Exercise task —
Output the entries from the start through the line containing "comment-author[interactable]: 曹巧英 <box>230" as a Markdown table with the columns Row and Entry, numbering each line and leaving out blank lines.

Supplied records —

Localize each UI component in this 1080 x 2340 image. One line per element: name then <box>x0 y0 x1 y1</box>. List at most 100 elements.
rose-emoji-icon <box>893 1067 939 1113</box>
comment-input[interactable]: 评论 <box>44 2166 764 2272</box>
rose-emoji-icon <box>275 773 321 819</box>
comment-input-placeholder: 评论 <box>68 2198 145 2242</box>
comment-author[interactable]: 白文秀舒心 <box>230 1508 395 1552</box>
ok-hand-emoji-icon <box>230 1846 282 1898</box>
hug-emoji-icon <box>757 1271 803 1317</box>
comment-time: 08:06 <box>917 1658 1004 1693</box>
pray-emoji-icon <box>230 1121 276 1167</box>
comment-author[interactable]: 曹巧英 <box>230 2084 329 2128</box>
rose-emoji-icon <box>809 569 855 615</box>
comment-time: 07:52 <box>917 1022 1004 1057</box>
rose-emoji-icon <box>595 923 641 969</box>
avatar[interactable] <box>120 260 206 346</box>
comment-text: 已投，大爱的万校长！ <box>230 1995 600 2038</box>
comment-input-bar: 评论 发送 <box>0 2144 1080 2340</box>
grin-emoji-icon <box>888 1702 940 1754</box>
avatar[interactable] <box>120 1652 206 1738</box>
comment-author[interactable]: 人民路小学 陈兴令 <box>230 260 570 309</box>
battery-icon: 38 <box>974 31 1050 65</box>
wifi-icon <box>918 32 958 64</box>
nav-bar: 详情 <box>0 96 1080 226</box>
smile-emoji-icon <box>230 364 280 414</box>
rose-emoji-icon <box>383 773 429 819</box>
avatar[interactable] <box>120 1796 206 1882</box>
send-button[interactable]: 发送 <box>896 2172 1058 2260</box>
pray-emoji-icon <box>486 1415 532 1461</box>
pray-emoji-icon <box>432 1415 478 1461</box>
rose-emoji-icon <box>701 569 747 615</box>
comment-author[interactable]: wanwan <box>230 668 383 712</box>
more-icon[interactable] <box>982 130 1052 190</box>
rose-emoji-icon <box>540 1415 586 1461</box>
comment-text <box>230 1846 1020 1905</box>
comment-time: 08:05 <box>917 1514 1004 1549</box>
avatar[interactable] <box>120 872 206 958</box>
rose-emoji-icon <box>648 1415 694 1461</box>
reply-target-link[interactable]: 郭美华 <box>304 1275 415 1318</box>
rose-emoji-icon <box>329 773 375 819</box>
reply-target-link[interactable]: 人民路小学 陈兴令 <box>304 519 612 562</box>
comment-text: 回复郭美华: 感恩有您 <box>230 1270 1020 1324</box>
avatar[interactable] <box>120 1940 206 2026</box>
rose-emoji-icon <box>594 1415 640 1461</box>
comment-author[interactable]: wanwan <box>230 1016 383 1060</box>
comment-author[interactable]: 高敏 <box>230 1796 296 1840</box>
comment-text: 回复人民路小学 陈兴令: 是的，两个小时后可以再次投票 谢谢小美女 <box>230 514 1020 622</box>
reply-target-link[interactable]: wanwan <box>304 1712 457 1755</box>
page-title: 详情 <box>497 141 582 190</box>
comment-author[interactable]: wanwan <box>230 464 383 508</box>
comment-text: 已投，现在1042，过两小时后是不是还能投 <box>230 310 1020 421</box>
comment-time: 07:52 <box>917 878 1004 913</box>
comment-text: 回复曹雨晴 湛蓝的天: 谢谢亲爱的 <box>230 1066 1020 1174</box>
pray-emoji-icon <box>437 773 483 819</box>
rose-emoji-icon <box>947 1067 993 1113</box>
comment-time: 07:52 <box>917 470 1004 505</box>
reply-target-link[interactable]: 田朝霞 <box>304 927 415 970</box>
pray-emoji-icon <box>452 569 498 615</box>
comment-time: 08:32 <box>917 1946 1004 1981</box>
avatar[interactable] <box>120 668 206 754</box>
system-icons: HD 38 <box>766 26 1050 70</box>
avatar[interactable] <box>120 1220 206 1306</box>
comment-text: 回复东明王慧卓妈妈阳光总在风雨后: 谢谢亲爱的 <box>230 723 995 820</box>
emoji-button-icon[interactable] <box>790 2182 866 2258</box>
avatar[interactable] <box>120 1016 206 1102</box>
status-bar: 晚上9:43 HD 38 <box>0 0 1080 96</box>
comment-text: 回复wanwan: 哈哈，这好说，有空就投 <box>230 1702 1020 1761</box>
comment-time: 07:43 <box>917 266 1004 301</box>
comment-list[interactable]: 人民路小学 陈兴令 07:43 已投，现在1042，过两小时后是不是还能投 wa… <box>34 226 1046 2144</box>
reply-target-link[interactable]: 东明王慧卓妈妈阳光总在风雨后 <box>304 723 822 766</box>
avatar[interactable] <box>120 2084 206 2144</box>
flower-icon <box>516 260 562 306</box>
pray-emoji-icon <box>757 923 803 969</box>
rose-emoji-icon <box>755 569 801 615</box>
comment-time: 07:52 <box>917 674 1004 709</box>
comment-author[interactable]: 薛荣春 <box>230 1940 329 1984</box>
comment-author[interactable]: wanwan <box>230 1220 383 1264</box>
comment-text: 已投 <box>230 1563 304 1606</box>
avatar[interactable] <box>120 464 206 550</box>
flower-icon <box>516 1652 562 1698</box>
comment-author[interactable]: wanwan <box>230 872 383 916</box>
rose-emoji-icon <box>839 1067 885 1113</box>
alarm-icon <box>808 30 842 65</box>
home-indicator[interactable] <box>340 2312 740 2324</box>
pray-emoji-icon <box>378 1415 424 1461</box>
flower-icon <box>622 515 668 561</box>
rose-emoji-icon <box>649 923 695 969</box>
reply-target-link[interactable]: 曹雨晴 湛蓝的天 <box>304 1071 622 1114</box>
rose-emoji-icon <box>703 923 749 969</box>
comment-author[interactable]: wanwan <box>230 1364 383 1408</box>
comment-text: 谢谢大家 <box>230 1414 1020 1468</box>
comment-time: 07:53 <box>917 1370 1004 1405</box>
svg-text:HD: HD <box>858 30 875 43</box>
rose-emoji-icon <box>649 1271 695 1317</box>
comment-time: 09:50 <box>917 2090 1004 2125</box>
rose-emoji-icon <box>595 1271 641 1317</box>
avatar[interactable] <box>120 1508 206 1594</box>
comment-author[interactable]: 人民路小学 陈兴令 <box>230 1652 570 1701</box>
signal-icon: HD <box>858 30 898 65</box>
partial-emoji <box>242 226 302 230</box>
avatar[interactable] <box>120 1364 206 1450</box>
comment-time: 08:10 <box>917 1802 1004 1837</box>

Answer below —
| Row | Entry |
|---|---|
| 1 | Localize each UI component in this 1080 x 2340 image. One line per element: name then <box>x0 y0 x1 y1</box>. List at most 100 elements. |
| 2 | rose-emoji-icon <box>893 1067 939 1113</box> |
| 3 | comment-input[interactable]: 评论 <box>44 2166 764 2272</box> |
| 4 | rose-emoji-icon <box>275 773 321 819</box> |
| 5 | comment-input-placeholder: 评论 <box>68 2198 145 2242</box> |
| 6 | comment-author[interactable]: 白文秀舒心 <box>230 1508 395 1552</box> |
| 7 | ok-hand-emoji-icon <box>230 1846 282 1898</box> |
| 8 | hug-emoji-icon <box>757 1271 803 1317</box> |
| 9 | comment-time: 08:06 <box>917 1658 1004 1693</box> |
| 10 | pray-emoji-icon <box>230 1121 276 1167</box> |
| 11 | comment-author[interactable]: 曹巧英 <box>230 2084 329 2128</box> |